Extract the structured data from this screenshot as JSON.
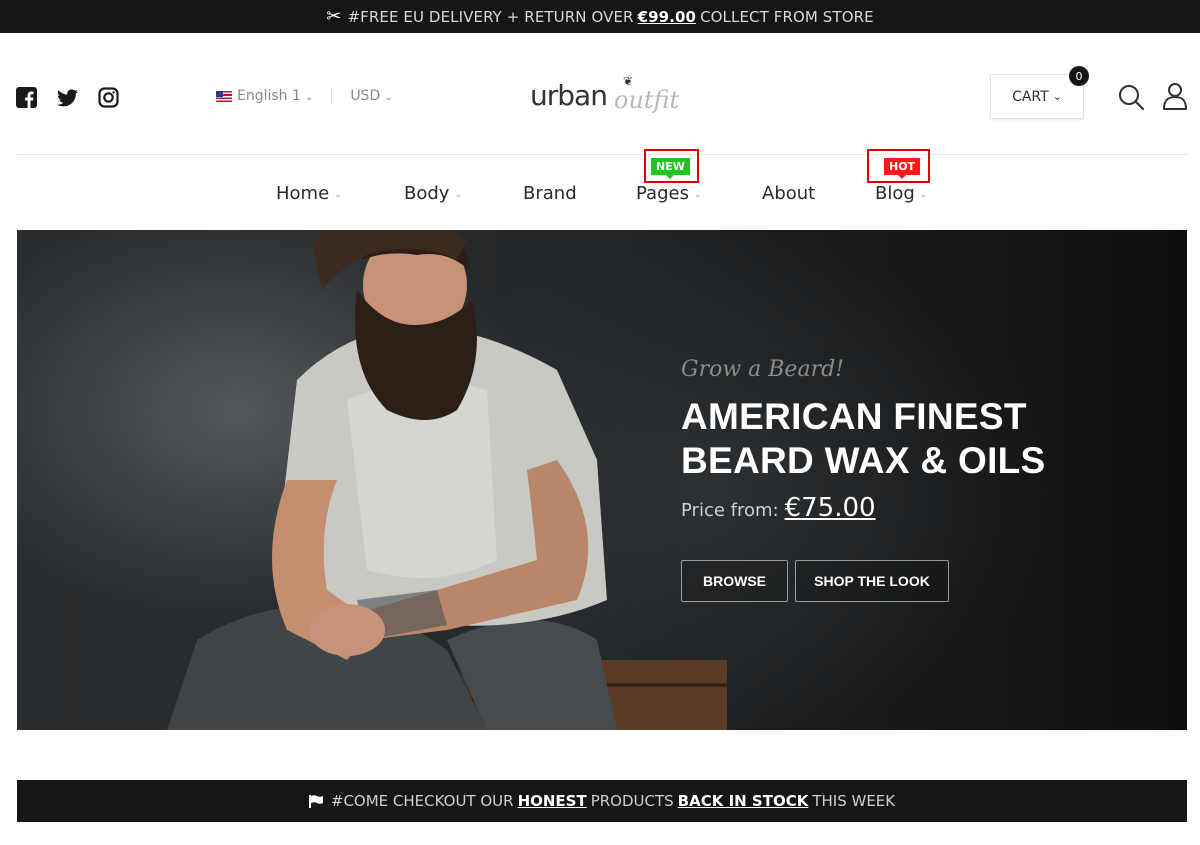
{
  "top_bar": {
    "icon": "scissors-icon",
    "text_before": "#FREE EU DELIVERY + RETURN OVER",
    "link": "€99.00",
    "text_after": "COLLECT FROM STORE"
  },
  "header": {
    "social": [
      "facebook-icon",
      "twitter-icon",
      "instagram-icon"
    ],
    "language": "English 1",
    "currency": "USD",
    "logo_primary": "urban",
    "logo_secondary": "outfit",
    "cart_label": "CART",
    "cart_count": "0"
  },
  "nav": {
    "items": [
      {
        "label": "Home",
        "dropdown": true
      },
      {
        "label": "Body",
        "dropdown": true
      },
      {
        "label": "Brand",
        "dropdown": false
      },
      {
        "label": "Pages",
        "dropdown": true,
        "badge": "NEW"
      },
      {
        "label": "About",
        "dropdown": false
      },
      {
        "label": "Blog",
        "dropdown": true,
        "badge": "HOT"
      }
    ]
  },
  "hero": {
    "script": "Grow a Beard!",
    "title_line1": "AMERICAN FINEST",
    "title_line2": "BEARD WAX & OILS",
    "price_label": "Price from:",
    "price": "€75.00",
    "buttons": [
      "BROWSE",
      "SHOP THE LOOK"
    ]
  },
  "bottom_bar": {
    "icon": "flag-icon",
    "text1": "#COME CHECKOUT OUR",
    "link1": "HONEST",
    "text2": "PRODUCTS",
    "link2": "BACK IN STOCK",
    "text3": "THIS WEEK"
  },
  "colors": {
    "dark": "#161616",
    "badge_new": "#1fc41f",
    "badge_hot": "#ff1a1a",
    "highlight_outline": "#e00000"
  }
}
☆ ☆ ☆ ☆
Copy every record above exactly, leaving out the pictures.

Extract the structured data from this screenshot as JSON.
{
  "top_bar": {
    "icon": "scissors-icon",
    "text_before": "#FREE EU DELIVERY + RETURN OVER",
    "link": "€99.00",
    "text_after": "COLLECT FROM STORE"
  },
  "header": {
    "social": [
      "facebook-icon",
      "twitter-icon",
      "instagram-icon"
    ],
    "language": "English 1",
    "currency": "USD",
    "logo_primary": "urban",
    "logo_secondary": "outfit",
    "cart_label": "CART",
    "cart_count": "0"
  },
  "nav": {
    "items": [
      {
        "label": "Home",
        "dropdown": true
      },
      {
        "label": "Body",
        "dropdown": true
      },
      {
        "label": "Brand",
        "dropdown": false
      },
      {
        "label": "Pages",
        "dropdown": true,
        "badge": "NEW"
      },
      {
        "label": "About",
        "dropdown": false
      },
      {
        "label": "Blog",
        "dropdown": true,
        "badge": "HOT"
      }
    ]
  },
  "hero": {
    "script": "Grow a Beard!",
    "title_line1": "AMERICAN FINEST",
    "title_line2": "BEARD WAX & OILS",
    "price_label": "Price from:",
    "price": "€75.00",
    "buttons": [
      "BROWSE",
      "SHOP THE LOOK"
    ]
  },
  "bottom_bar": {
    "icon": "flag-icon",
    "text1": "#COME CHECKOUT OUR",
    "link1": "HONEST",
    "text2": "PRODUCTS",
    "link2": "BACK IN STOCK",
    "text3": "THIS WEEK"
  },
  "colors": {
    "dark": "#161616",
    "badge_new": "#1fc41f",
    "badge_hot": "#ff1a1a",
    "highlight_outline": "#e00000"
  }
}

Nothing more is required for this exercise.